Stored data entries
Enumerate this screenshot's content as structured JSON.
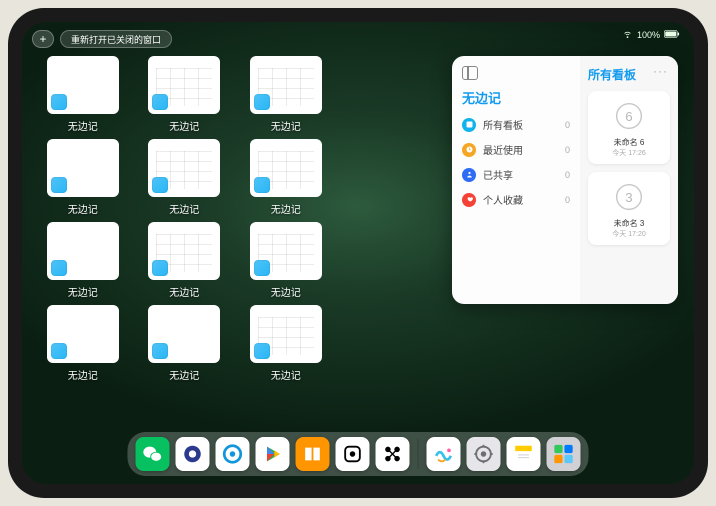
{
  "status": {
    "carrier": "",
    "battery": "100%"
  },
  "top": {
    "plus_label": "+",
    "reopen_label": "重新打开已关闭的窗口"
  },
  "app_label": "无边记",
  "thumbs": [
    {
      "variant": "blank"
    },
    {
      "variant": "cal"
    },
    {
      "variant": "cal"
    },
    null,
    {
      "variant": "blank"
    },
    {
      "variant": "cal"
    },
    {
      "variant": "cal"
    },
    null,
    {
      "variant": "blank"
    },
    {
      "variant": "cal"
    },
    {
      "variant": "cal"
    },
    null,
    {
      "variant": "blank"
    },
    {
      "variant": "blank"
    },
    {
      "variant": "cal"
    }
  ],
  "sidebar": {
    "title": "无边记",
    "items": [
      {
        "label": "所有看板",
        "count": "0",
        "color": "#11b3ec"
      },
      {
        "label": "最近使用",
        "count": "0",
        "color": "#f5a623"
      },
      {
        "label": "已共享",
        "count": "0",
        "color": "#2d6df6"
      },
      {
        "label": "个人收藏",
        "count": "0",
        "color": "#f44336"
      }
    ],
    "right_title": "所有看板",
    "more": "···",
    "boards": [
      {
        "name": "未命名 6",
        "time": "今天 17:26",
        "glyph": "6"
      },
      {
        "name": "未命名 3",
        "time": "今天 17:20",
        "glyph": "3"
      }
    ]
  },
  "dock": [
    {
      "name": "wechat",
      "bg": "#07c160"
    },
    {
      "name": "quark",
      "bg": "#ffffff"
    },
    {
      "name": "qqbrowser",
      "bg": "#ffffff"
    },
    {
      "name": "playstore",
      "bg": "#ffffff"
    },
    {
      "name": "books",
      "bg": "#ff9500"
    },
    {
      "name": "dice",
      "bg": "#ffffff"
    },
    {
      "name": "connect",
      "bg": "#ffffff"
    },
    {
      "name": "freeform",
      "bg": "#ffffff"
    },
    {
      "name": "settings",
      "bg": "#e5e5ea"
    },
    {
      "name": "notes",
      "bg": "#ffffff"
    },
    {
      "name": "folder",
      "bg": "#d0d0d5"
    }
  ]
}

** WRITTEN INSTRUCTION **
Quote the records above exactly, leaving out any pictures.

** SOLUTION **
Enumerate this screenshot's content as structured JSON.
{
  "status": {
    "carrier": "",
    "battery": "100%"
  },
  "top": {
    "plus_label": "+",
    "reopen_label": "重新打开已关闭的窗口"
  },
  "app_label": "无边记",
  "thumbs": [
    {
      "variant": "blank"
    },
    {
      "variant": "cal"
    },
    {
      "variant": "cal"
    },
    null,
    {
      "variant": "blank"
    },
    {
      "variant": "cal"
    },
    {
      "variant": "cal"
    },
    null,
    {
      "variant": "blank"
    },
    {
      "variant": "cal"
    },
    {
      "variant": "cal"
    },
    null,
    {
      "variant": "blank"
    },
    {
      "variant": "blank"
    },
    {
      "variant": "cal"
    }
  ],
  "sidebar": {
    "title": "无边记",
    "items": [
      {
        "label": "所有看板",
        "count": "0",
        "color": "#11b3ec"
      },
      {
        "label": "最近使用",
        "count": "0",
        "color": "#f5a623"
      },
      {
        "label": "已共享",
        "count": "0",
        "color": "#2d6df6"
      },
      {
        "label": "个人收藏",
        "count": "0",
        "color": "#f44336"
      }
    ],
    "right_title": "所有看板",
    "more": "···",
    "boards": [
      {
        "name": "未命名 6",
        "time": "今天 17:26",
        "glyph": "6"
      },
      {
        "name": "未命名 3",
        "time": "今天 17:20",
        "glyph": "3"
      }
    ]
  },
  "dock": [
    {
      "name": "wechat",
      "bg": "#07c160"
    },
    {
      "name": "quark",
      "bg": "#ffffff"
    },
    {
      "name": "qqbrowser",
      "bg": "#ffffff"
    },
    {
      "name": "playstore",
      "bg": "#ffffff"
    },
    {
      "name": "books",
      "bg": "#ff9500"
    },
    {
      "name": "dice",
      "bg": "#ffffff"
    },
    {
      "name": "connect",
      "bg": "#ffffff"
    },
    {
      "name": "freeform",
      "bg": "#ffffff"
    },
    {
      "name": "settings",
      "bg": "#e5e5ea"
    },
    {
      "name": "notes",
      "bg": "#ffffff"
    },
    {
      "name": "folder",
      "bg": "#d0d0d5"
    }
  ]
}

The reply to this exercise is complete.